Do this: Find the lines holding the word "dash" and collect them.

Material shown:
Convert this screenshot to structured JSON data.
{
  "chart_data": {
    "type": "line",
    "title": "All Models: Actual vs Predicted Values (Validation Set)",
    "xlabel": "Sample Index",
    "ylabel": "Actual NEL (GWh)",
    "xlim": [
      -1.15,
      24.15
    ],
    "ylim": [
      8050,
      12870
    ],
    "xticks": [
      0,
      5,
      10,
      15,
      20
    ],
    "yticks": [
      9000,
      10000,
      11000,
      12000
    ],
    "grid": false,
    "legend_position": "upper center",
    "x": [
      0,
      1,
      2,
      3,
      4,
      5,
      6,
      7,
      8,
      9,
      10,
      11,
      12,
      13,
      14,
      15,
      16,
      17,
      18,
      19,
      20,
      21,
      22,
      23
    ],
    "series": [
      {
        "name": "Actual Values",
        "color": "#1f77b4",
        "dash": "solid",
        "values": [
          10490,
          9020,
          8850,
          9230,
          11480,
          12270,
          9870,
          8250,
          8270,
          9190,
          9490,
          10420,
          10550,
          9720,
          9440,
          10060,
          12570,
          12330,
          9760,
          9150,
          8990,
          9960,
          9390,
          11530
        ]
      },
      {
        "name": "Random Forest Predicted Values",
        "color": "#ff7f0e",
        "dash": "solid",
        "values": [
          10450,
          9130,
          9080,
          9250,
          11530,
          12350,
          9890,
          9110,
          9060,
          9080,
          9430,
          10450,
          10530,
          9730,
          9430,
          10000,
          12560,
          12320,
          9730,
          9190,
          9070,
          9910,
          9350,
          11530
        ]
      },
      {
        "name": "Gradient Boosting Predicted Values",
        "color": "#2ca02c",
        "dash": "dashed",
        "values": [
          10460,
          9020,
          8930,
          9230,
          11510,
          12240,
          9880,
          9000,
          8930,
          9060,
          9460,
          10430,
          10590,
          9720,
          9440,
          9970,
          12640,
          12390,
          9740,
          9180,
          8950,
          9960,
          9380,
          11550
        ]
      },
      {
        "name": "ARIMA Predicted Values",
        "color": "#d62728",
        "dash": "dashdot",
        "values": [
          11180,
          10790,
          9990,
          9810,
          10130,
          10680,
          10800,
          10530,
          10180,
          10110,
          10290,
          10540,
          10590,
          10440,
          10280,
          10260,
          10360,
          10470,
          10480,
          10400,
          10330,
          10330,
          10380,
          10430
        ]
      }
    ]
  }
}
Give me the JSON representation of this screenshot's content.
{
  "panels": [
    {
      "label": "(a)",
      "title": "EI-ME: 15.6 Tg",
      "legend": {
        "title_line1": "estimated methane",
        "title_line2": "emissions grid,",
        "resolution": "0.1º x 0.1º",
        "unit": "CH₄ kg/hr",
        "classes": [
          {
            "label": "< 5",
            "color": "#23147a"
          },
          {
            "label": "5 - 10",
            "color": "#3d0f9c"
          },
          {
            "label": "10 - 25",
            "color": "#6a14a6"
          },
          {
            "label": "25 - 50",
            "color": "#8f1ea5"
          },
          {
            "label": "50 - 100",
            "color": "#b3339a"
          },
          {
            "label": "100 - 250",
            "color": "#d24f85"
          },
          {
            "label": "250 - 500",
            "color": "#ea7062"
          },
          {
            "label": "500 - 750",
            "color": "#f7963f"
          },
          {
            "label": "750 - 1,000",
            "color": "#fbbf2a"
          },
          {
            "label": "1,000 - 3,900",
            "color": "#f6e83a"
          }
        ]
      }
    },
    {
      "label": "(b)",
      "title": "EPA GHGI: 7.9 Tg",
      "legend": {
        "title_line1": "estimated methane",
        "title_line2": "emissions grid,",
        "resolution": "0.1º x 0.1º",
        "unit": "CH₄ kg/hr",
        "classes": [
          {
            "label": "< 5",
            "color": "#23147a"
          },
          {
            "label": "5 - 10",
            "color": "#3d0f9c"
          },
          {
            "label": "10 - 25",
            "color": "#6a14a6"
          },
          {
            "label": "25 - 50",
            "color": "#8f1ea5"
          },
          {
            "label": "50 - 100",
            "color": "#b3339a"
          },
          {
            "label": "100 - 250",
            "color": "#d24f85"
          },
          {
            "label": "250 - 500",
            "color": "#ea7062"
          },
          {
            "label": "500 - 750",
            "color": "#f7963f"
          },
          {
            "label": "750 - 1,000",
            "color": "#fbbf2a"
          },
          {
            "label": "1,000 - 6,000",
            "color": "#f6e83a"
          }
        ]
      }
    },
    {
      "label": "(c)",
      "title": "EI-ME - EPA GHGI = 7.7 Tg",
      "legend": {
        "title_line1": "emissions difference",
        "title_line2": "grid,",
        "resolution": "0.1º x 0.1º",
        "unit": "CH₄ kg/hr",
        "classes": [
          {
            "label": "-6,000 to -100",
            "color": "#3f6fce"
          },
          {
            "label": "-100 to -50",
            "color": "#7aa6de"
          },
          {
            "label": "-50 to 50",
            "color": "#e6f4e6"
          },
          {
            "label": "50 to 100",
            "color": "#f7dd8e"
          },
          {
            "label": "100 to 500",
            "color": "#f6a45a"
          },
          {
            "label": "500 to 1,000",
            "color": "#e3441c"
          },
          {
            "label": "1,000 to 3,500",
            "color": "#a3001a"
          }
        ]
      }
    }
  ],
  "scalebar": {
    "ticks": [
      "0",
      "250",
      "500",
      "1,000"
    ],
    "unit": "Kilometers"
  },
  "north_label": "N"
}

Final result:
        "dash": "solid",
        "dash": "solid",
        "dash": "dashed",
        "dash": "dashdot",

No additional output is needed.